#### YOUR GOAL:
Retype all of the data exactly as given.

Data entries
[start]

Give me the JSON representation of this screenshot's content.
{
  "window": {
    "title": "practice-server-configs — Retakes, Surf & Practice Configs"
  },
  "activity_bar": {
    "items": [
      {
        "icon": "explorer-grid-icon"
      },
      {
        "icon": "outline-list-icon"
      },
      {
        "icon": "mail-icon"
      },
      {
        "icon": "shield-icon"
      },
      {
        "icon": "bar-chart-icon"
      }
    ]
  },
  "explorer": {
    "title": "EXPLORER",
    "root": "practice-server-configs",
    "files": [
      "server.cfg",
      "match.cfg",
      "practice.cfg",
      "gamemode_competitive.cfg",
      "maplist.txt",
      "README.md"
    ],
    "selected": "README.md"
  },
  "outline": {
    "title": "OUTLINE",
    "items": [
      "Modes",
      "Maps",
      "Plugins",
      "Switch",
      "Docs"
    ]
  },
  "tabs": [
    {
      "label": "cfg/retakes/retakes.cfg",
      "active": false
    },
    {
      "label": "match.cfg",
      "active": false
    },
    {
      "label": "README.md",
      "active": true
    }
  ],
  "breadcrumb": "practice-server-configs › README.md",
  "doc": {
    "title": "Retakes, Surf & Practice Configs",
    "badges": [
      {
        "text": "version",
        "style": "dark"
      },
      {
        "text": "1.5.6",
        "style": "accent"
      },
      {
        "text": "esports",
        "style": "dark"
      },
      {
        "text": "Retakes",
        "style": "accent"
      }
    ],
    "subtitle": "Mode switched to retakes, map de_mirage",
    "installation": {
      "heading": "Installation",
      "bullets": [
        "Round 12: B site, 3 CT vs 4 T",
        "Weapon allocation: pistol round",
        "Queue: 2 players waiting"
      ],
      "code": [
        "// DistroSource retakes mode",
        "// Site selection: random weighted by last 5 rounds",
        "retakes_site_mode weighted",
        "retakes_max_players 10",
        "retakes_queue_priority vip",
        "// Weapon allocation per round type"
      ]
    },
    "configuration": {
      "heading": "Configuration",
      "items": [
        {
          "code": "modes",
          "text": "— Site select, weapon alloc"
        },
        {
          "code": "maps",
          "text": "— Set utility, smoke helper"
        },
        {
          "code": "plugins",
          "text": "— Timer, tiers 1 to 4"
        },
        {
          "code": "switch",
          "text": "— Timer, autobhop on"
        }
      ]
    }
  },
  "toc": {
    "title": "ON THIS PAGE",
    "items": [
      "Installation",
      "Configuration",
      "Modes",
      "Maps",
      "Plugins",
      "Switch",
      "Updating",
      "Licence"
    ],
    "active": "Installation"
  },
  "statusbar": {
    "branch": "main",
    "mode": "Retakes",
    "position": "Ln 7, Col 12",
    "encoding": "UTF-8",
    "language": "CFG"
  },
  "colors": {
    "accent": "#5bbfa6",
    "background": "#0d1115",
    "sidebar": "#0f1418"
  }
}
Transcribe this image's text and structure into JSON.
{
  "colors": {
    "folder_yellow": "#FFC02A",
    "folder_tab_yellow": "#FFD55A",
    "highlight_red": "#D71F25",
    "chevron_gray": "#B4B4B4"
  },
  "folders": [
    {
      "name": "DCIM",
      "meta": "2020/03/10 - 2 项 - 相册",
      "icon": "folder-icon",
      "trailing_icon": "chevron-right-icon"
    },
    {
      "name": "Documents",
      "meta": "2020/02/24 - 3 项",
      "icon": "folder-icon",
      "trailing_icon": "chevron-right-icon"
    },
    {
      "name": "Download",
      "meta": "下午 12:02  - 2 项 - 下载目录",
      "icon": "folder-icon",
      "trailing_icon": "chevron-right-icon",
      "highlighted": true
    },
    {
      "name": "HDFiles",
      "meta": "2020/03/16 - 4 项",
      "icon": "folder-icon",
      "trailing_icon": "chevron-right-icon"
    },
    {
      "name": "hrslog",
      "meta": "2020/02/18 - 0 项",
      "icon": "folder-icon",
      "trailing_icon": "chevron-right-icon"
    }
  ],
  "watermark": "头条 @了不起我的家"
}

[end]

#### TASK OUTPUT:
Give me the JSON representation of this screenshot's content.
{
  "window": {
    "title": "practice-server-configs — Retakes, Surf & Practice Configs"
  },
  "activity_bar": {
    "items": [
      {
        "icon": "explorer-grid-icon"
      },
      {
        "icon": "outline-list-icon"
      },
      {
        "icon": "mail-icon"
      },
      {
        "icon": "shield-icon"
      },
      {
        "icon": "bar-chart-icon"
      }
    ]
  },
  "explorer": {
    "title": "EXPLORER",
    "root": "practice-server-configs",
    "files": [
      "server.cfg",
      "match.cfg",
      "practice.cfg",
      "gamemode_competitive.cfg",
      "maplist.txt",
      "README.md"
    ],
    "selected": "README.md"
  },
  "outline": {
    "title": "OUTLINE",
    "items": [
      "Modes",
      "Maps",
      "Plugins",
      "Switch",
      "Docs"
    ]
  },
  "tabs": [
    {
      "label": "cfg/retakes/retakes.cfg",
      "active": false
    },
    {
      "label": "match.cfg",
      "active": false
    },
    {
      "label": "README.md",
      "active": true
    }
  ],
  "breadcrumb": "practice-server-configs › README.md",
  "doc": {
    "title": "Retakes, Surf & Practice Configs",
    "badges": [
      {
        "text": "version",
        "style": "dark"
      },
      {
        "text": "1.5.6",
        "style": "accent"
      },
      {
        "text": "esports",
        "style": "dark"
      },
      {
        "text": "Retakes",
        "style": "accent"
      }
    ],
    "subtitle": "Mode switched to retakes, map de_mirage",
    "installation": {
      "heading": "Installation",
      "bullets": [
        "Round 12: B site, 3 CT vs 4 T",
        "Weapon allocation: pistol round",
        "Queue: 2 players waiting"
      ],
      "code": [
        "// DistroSource retakes mode",
        "// Site selection: random weighted by last 5 rounds",
        "retakes_site_mode weighted",
        "retakes_max_players 10",
        "retakes_queue_priority vip",
        "// Weapon allocation per round type"
      ]
    },
    "configuration": {
      "heading": "Configuration",
      "items": [
        {
          "code": "modes",
          "text": "— Site select, weapon alloc"
        },
        {
          "code": "maps",
          "text": "— Set utility, smoke helper"
        },
        {
          "code": "plugins",
          "text": "— Timer, tiers 1 to 4"
        },
        {
          "code": "switch",
          "text": "— Timer, autobhop on"
        }
      ]
    }
  },
  "toc": {
    "title": "ON THIS PAGE",
    "items": [
      "Installation",
      "Configuration",
      "Modes",
      "Maps",
      "Plugins",
      "Switch",
      "Updating",
      "Licence"
    ],
    "active": "Installation"
  },
  "statusbar": {
    "branch": "main",
    "mode": "Retakes",
    "position": "Ln 7, Col 12",
    "encoding": "UTF-8",
    "language": "CFG"
  },
  "colors": {
    "accent": "#5bbfa6",
    "background": "#0d1115",
    "sidebar": "#0f1418"
  }
}
Transcribe this image's text and structure into JSON.
{
  "colors": {
    "folder_yellow": "#FFC02A",
    "folder_tab_yellow": "#FFD55A",
    "highlight_red": "#D71F25",
    "chevron_gray": "#B4B4B4"
  },
  "folders": [
    {
      "name": "DCIM",
      "meta": "2020/03/10 - 2 项 - 相册",
      "icon": "folder-icon",
      "trailing_icon": "chevron-right-icon"
    },
    {
      "name": "Documents",
      "meta": "2020/02/24 - 3 项",
      "icon": "folder-icon",
      "trailing_icon": "chevron-right-icon"
    },
    {
      "name": "Download",
      "meta": "下午 12:02  - 2 项 - 下载目录",
      "icon": "folder-icon",
      "trailing_icon": "chevron-right-icon",
      "highlighted": true
    },
    {
      "name": "HDFiles",
      "meta": "2020/03/16 - 4 项",
      "icon": "folder-icon",
      "trailing_icon": "chevron-right-icon"
    },
    {
      "name": "hrslog",
      "meta": "2020/02/18 - 0 项",
      "icon": "folder-icon",
      "trailing_icon": "chevron-right-icon"
    }
  ],
  "watermark": "头条 @了不起我的家"
}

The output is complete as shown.